● YOUR OBJECTIVE
Keep the wording of each record exactly the same when you repeat it, and leave out pictures.

● EXERCISE INPUTS
--------
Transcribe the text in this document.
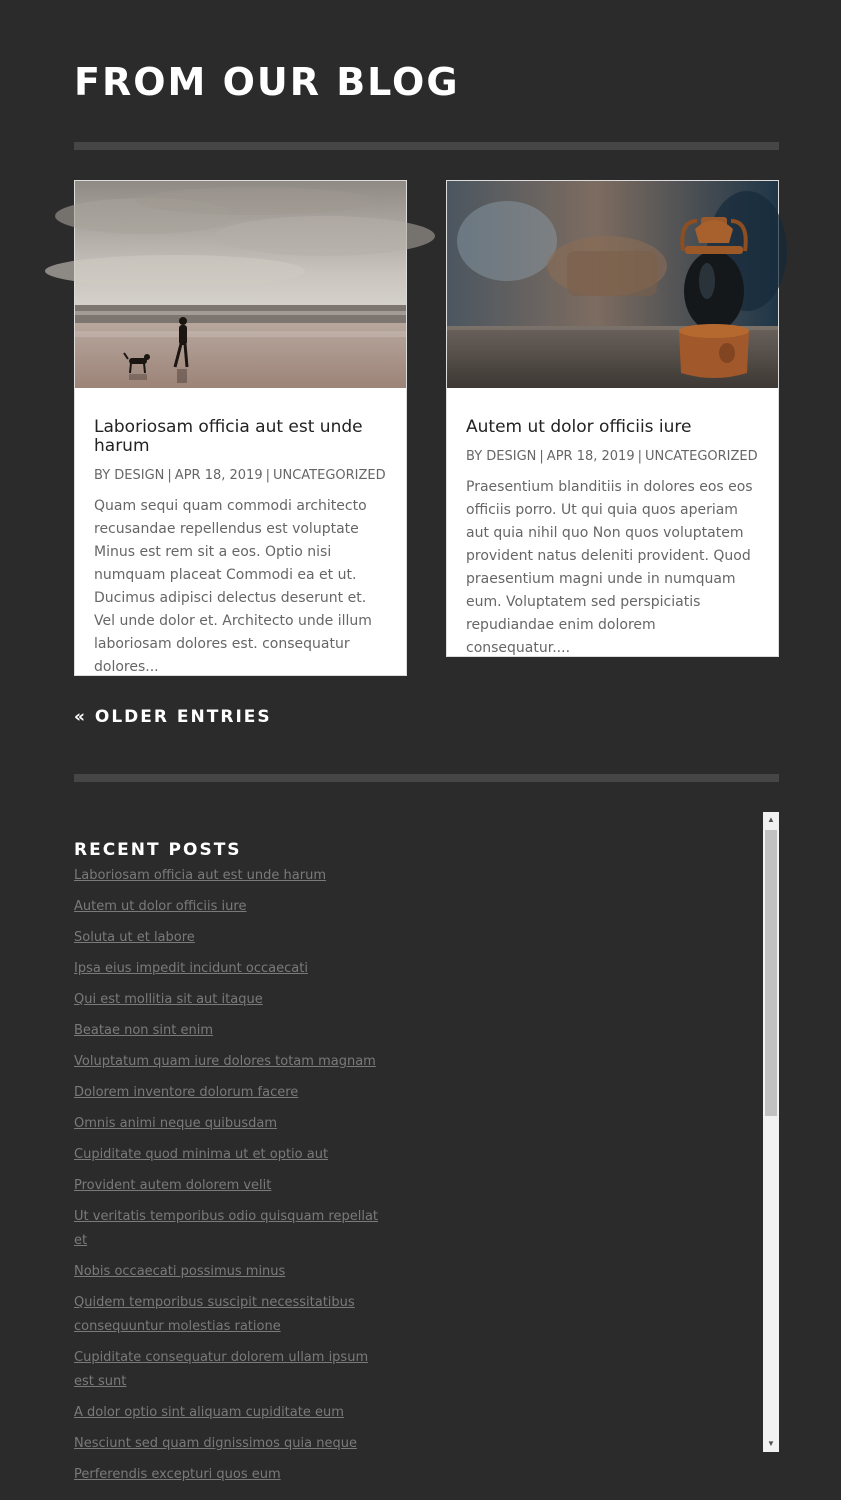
FROM OUR BLOG
Laboriosam officia aut est unde harum
BY DESIGN | APR 18, 2019 | UNCATEGORIZED
Quam sequi quam commodi architecto recusandae repellendus est voluptate Minus est rem sit a eos. Optio nisi numquam placeat Commodi ea et ut. Ducimus adipisci delectus deserunt et. Vel unde dolor et. Architecto unde illum laboriosam dolores est. consequatur dolores...
Autem ut dolor officiis iure
BY DESIGN | APR 18, 2019 | UNCATEGORIZED
Praesentium blanditiis in dolores eos eos officiis porro. Ut qui quia quos aperiam aut quia nihil quo Non quos voluptatem provident natus deleniti provident. Quod praesentium magni unde in numquam eum. Voluptatem sed perspiciatis repudiandae enim dolorem consequatur....
« OLDER ENTRIES
RECENT POSTS
Laboriosam officia aut est unde harum
Autem ut dolor officiis iure
Soluta ut et labore
Ipsa eius impedit incidunt occaecati
Qui est mollitia sit aut itaque
Beatae non sint enim
Voluptatum quam iure dolores totam magnam
Dolorem inventore dolorum facere
Omnis animi neque quibusdam
Cupiditate quod minima ut et optio aut
Provident autem dolorem velit
Ut veritatis temporibus odio quisquam repellat et
Nobis occaecati possimus minus
Quidem temporibus suscipit necessitatibus consequuntur molestias ratione
Cupiditate consequatur dolorem ullam ipsum est sunt
A dolor optio sint aliquam cupiditate eum
Nesciunt sed quam dignissimos quia neque
Perferendis excepturi quos eum
▲
▼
--------
● FULL RESPONSE
Transcribe the text in this document.
FROM OUR BLOG
Laboriosam officia aut est unde harum
BY DESIGN | APR 18, 2019 | UNCATEGORIZED
Quam sequi quam commodi architecto recusandae repellendus est voluptate Minus est rem sit a eos. Optio nisi numquam placeat Commodi ea et ut. Ducimus adipisci delectus deserunt et. Vel unde dolor et. Architecto unde illum laboriosam dolores est. consequatur dolores...
Autem ut dolor officiis iure
BY DESIGN | APR 18, 2019 | UNCATEGORIZED
Praesentium blanditiis in dolores eos eos officiis porro. Ut qui quia quos aperiam aut quia nihil quo Non quos voluptatem provident natus deleniti provident. Quod praesentium magni unde in numquam eum. Voluptatem sed perspiciatis repudiandae enim dolorem consequatur....
« OLDER ENTRIES
RECENT POSTS
Laboriosam officia aut est unde harum
Autem ut dolor officiis iure
Soluta ut et labore
Ipsa eius impedit incidunt occaecati
Qui est mollitia sit aut itaque
Beatae non sint enim
Voluptatum quam iure dolores totam magnam
Dolorem inventore dolorum facere
Omnis animi neque quibusdam
Cupiditate quod minima ut et optio aut
Provident autem dolorem velit
Ut veritatis temporibus odio quisquam repellat et
Nobis occaecati possimus minus
Quidem temporibus suscipit necessitatibus consequuntur molestias ratione
Cupiditate consequatur dolorem ullam ipsum est sunt
A dolor optio sint aliquam cupiditate eum
Nesciunt sed quam dignissimos quia neque
Perferendis excepturi quos eum
▲
▼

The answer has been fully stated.